**WHAT THE TASK REQUIRES:**
Write each line out again exactly as written.

**INPUT RECORDS:**
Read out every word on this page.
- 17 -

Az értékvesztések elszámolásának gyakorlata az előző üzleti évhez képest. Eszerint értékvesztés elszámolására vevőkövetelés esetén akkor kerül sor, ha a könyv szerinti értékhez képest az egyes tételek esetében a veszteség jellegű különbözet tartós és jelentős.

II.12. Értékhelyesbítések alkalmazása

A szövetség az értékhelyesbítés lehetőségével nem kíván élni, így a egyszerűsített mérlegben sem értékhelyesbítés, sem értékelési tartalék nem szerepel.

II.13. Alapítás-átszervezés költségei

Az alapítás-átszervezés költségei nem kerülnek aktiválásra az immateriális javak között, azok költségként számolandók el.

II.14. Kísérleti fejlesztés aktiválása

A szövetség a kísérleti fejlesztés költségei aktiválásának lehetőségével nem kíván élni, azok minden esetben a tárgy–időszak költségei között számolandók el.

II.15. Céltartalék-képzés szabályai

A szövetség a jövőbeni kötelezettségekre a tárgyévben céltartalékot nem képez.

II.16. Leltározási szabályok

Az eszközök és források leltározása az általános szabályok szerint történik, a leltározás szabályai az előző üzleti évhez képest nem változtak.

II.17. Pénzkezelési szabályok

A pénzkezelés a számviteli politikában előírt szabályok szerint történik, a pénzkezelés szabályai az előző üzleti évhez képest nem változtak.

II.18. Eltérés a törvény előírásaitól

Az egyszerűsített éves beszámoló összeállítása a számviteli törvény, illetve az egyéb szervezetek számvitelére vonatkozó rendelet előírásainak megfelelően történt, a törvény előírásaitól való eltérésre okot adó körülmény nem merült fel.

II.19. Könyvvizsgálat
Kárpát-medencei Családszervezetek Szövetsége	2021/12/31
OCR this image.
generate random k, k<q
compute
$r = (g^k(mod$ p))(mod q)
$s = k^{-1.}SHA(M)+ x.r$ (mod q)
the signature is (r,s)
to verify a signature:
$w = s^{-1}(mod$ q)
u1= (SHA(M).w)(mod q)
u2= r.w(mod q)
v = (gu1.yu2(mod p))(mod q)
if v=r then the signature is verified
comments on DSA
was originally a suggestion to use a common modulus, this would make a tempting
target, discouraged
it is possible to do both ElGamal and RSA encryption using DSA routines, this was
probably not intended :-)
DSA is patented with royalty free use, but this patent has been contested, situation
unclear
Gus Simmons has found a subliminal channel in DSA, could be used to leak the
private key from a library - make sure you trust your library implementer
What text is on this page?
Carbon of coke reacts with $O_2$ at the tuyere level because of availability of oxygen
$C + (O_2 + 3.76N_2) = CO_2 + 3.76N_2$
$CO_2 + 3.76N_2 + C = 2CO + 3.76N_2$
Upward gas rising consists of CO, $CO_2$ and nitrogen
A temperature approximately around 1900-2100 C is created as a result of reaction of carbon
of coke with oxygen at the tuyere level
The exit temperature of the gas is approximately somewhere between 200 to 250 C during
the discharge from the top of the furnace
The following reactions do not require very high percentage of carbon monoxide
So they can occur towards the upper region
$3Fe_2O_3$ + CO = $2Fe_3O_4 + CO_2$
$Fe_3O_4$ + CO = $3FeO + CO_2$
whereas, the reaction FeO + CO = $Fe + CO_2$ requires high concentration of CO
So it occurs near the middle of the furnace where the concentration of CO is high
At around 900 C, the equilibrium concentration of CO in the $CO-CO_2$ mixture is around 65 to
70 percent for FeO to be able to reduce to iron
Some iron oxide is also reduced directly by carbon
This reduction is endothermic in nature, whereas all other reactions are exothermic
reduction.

**TASK RESULT:**
Read out every word on this page.
- 17 -

Az értékvesztések elszámolásának gyakorlata az előző üzleti évhez képest. Eszerint értékvesztés elszámolására vevőkövetelés esetén akkor kerül sor, ha a könyv szerinti értékhez képest az egyes tételek esetében a veszteség jellegű különbözet tartós és jelentős.

II.12. Értékhelyesbítések alkalmazása

A szövetség az értékhelyesbítés lehetőségével nem kíván élni, így a egyszerűsített mérlegben sem értékhelyesbítés, sem értékelési tartalék nem szerepel.

II.13. Alapítás-átszervezés költségei

Az alapítás-átszervezés költségei nem kerülnek aktiválásra az immateriális javak között, azok költségként számolandók el.

II.14. Kísérleti fejlesztés aktiválása

A szövetség a kísérleti fejlesztés költségei aktiválásának lehetőségével nem kíván élni, azok minden esetben a tárgy–időszak költségei között számolandók el.

II.15. Céltartalék-képzés szabályai

A szövetség a jövőbeni kötelezettségekre a tárgyévben céltartalékot nem képez.

II.16. Leltározási szabályok

Az eszközök és források leltározása az általános szabályok szerint történik, a leltározás szabályai az előző üzleti évhez képest nem változtak.

II.17. Pénzkezelési szabályok

A pénzkezelés a számviteli politikában előírt szabályok szerint történik, a pénzkezelés szabályai az előző üzleti évhez képest nem változtak.

II.18. Eltérés a törvény előírásaitól

Az egyszerűsített éves beszámoló összeállítása a számviteli törvény, illetve az egyéb szervezetek számvitelére vonatkozó rendelet előírásainak megfelelően történt, a törvény előírásaitól való eltérésre okot adó körülmény nem merült fel.

II.19. Könyvvizsgálat
Kárpát-medencei Családszervezetek Szövetsége	2021/12/31
OCR this image.
generate random k, k<q
compute
$r = (g^k(mod$ p))(mod q)
$s = k^{-1.}SHA(M)+ x.r$ (mod q)
the signature is (r,s)
to verify a signature:
$w = s^{-1}(mod$ q)
u1= (SHA(M).w)(mod q)
u2= r.w(mod q)
v = (gu1.yu2(mod p))(mod q)
if v=r then the signature is verified
comments on DSA
was originally a suggestion to use a common modulus, this would make a tempting
target, discouraged
it is possible to do both ElGamal and RSA encryption using DSA routines, this was
probably not intended :-)
DSA is patented with royalty free use, but this patent has been contested, situation
unclear
Gus Simmons has found a subliminal channel in DSA, could be used to leak the
private key from a library - make sure you trust your library implementer
What text is on this page?
Carbon of coke reacts with $O_2$ at the tuyere level because of availability of oxygen
$C + (O_2 + 3.76N_2) = CO_2 + 3.76N_2$
$CO_2 + 3.76N_2 + C = 2CO + 3.76N_2$
Upward gas rising consists of CO, $CO_2$ and nitrogen
A temperature approximately around 1900-2100 C is created as a result of reaction of carbon
of coke with oxygen at the tuyere level
The exit temperature of the gas is approximately somewhere between 200 to 250 C during
the discharge from the top of the furnace
The following reactions do not require very high percentage of carbon monoxide
So they can occur towards the upper region
$3Fe_2O_3$ + CO = $2Fe_3O_4 + CO_2$
$Fe_3O_4$ + CO = $3FeO + CO_2$
whereas, the reaction FeO + CO = $Fe + CO_2$ requires high concentration of CO
So it occurs near the middle of the furnace where the concentration of CO is high
At around 900 C, the equilibrium concentration of CO in the $CO-CO_2$ mixture is around 65 to
70 percent for FeO to be able to reduce to iron
Some iron oxide is also reduced directly by carbon
This reduction is endothermic in nature, whereas all other reactions are exothermic
reduction.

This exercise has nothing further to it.